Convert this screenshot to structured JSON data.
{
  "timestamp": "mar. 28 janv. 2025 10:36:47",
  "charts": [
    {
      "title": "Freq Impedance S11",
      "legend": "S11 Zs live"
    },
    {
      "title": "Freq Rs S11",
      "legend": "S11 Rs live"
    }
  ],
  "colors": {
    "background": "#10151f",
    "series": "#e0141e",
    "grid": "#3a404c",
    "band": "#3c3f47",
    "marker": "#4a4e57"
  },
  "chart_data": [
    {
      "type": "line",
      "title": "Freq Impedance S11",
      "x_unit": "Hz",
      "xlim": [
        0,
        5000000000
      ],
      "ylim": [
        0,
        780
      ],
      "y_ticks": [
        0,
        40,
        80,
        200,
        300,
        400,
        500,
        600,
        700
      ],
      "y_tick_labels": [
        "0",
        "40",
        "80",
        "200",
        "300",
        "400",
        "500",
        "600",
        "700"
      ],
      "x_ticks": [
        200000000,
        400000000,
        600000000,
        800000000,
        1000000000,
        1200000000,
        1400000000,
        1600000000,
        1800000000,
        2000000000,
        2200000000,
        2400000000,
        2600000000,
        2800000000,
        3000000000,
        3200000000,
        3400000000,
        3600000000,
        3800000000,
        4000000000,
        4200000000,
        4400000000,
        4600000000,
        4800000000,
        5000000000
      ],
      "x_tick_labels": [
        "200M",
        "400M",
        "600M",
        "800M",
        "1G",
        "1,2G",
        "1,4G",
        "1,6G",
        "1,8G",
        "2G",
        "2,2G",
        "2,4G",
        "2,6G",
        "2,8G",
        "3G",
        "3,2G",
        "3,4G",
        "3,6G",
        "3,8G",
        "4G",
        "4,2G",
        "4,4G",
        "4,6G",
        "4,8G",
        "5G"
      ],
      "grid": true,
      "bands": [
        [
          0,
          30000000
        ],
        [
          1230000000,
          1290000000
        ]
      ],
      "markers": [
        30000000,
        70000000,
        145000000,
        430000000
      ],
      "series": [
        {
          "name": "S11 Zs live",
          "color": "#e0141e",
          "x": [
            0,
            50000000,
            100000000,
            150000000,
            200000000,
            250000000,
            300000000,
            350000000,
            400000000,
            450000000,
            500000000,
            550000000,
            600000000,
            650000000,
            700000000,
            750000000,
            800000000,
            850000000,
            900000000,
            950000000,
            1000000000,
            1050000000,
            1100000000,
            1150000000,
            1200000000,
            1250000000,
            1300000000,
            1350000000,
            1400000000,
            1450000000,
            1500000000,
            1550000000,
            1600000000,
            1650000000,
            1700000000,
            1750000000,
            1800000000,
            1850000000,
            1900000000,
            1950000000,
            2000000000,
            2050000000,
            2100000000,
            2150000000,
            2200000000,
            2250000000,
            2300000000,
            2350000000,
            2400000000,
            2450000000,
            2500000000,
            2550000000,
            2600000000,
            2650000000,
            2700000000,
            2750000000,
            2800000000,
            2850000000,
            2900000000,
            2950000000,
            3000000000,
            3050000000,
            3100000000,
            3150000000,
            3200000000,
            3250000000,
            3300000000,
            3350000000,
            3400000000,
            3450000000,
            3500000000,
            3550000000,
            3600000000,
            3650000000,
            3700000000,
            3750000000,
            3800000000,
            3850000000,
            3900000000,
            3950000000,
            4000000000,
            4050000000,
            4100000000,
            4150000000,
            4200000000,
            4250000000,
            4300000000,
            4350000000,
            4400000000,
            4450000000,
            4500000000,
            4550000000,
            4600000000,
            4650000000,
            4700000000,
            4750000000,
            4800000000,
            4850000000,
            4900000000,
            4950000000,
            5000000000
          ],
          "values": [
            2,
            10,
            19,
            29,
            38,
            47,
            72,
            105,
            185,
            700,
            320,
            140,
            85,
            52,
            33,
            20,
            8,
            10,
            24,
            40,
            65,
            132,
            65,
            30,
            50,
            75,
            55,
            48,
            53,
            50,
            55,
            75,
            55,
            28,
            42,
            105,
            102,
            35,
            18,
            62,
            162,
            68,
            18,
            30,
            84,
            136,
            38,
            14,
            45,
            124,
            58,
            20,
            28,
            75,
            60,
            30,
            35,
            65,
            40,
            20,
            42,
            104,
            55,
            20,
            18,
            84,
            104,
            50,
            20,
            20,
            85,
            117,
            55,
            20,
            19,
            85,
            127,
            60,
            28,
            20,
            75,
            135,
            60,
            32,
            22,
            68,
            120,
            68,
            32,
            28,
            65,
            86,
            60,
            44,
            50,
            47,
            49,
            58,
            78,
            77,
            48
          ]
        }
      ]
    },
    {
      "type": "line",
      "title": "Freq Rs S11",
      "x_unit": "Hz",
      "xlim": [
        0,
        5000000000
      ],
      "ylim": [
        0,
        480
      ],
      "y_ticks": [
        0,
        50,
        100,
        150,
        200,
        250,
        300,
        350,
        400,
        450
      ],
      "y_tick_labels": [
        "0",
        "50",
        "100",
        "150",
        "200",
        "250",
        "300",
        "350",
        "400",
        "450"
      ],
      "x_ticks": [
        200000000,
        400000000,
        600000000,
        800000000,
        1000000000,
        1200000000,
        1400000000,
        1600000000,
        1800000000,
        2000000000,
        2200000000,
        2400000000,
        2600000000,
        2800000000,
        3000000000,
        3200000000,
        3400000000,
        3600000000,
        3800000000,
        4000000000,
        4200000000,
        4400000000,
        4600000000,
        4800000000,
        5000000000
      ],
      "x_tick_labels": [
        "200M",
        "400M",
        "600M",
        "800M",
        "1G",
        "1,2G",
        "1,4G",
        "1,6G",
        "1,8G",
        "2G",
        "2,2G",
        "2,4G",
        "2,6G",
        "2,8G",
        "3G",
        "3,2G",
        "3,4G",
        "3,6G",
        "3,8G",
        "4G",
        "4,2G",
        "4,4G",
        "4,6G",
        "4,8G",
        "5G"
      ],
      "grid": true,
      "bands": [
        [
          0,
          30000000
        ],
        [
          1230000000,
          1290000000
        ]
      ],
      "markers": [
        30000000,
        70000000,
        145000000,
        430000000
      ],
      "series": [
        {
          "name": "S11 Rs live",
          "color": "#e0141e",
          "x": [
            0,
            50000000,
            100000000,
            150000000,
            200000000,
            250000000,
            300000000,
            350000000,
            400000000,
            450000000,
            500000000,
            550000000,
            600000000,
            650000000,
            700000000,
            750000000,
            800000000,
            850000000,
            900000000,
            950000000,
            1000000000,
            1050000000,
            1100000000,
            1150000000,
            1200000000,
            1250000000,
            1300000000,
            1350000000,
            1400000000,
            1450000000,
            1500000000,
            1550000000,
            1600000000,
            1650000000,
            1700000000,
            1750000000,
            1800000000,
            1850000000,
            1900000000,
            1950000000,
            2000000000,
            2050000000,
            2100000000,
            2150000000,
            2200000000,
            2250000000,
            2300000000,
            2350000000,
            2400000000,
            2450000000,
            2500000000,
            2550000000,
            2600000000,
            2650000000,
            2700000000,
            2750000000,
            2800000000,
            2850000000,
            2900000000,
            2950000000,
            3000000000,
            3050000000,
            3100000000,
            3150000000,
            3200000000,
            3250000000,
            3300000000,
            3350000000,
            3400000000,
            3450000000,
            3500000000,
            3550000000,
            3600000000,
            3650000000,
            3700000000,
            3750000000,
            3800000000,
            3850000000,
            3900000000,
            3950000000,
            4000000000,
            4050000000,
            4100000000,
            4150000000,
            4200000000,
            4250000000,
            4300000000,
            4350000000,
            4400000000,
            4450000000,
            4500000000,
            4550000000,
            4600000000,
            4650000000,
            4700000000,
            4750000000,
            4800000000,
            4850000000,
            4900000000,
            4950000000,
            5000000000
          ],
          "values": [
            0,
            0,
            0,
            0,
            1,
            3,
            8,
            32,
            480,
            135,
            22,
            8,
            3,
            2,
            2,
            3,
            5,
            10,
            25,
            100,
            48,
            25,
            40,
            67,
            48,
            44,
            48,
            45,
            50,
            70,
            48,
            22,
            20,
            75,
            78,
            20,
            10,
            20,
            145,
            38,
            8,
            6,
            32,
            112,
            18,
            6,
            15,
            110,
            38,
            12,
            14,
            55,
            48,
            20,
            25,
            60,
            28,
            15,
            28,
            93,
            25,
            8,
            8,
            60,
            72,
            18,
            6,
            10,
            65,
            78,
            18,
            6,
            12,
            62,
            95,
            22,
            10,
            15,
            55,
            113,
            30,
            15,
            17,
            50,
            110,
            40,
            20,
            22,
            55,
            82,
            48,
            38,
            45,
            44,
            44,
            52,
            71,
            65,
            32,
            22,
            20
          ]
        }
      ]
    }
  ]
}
=-=-=-=-=
**Your task**
Where a line above contains the string "live", copy that line.

**Completed exercise**
      "legend": "S11 Zs live"
      "legend": "S11 Rs live"
          "name": "S11 Zs live",
          "name": "S11 Rs live",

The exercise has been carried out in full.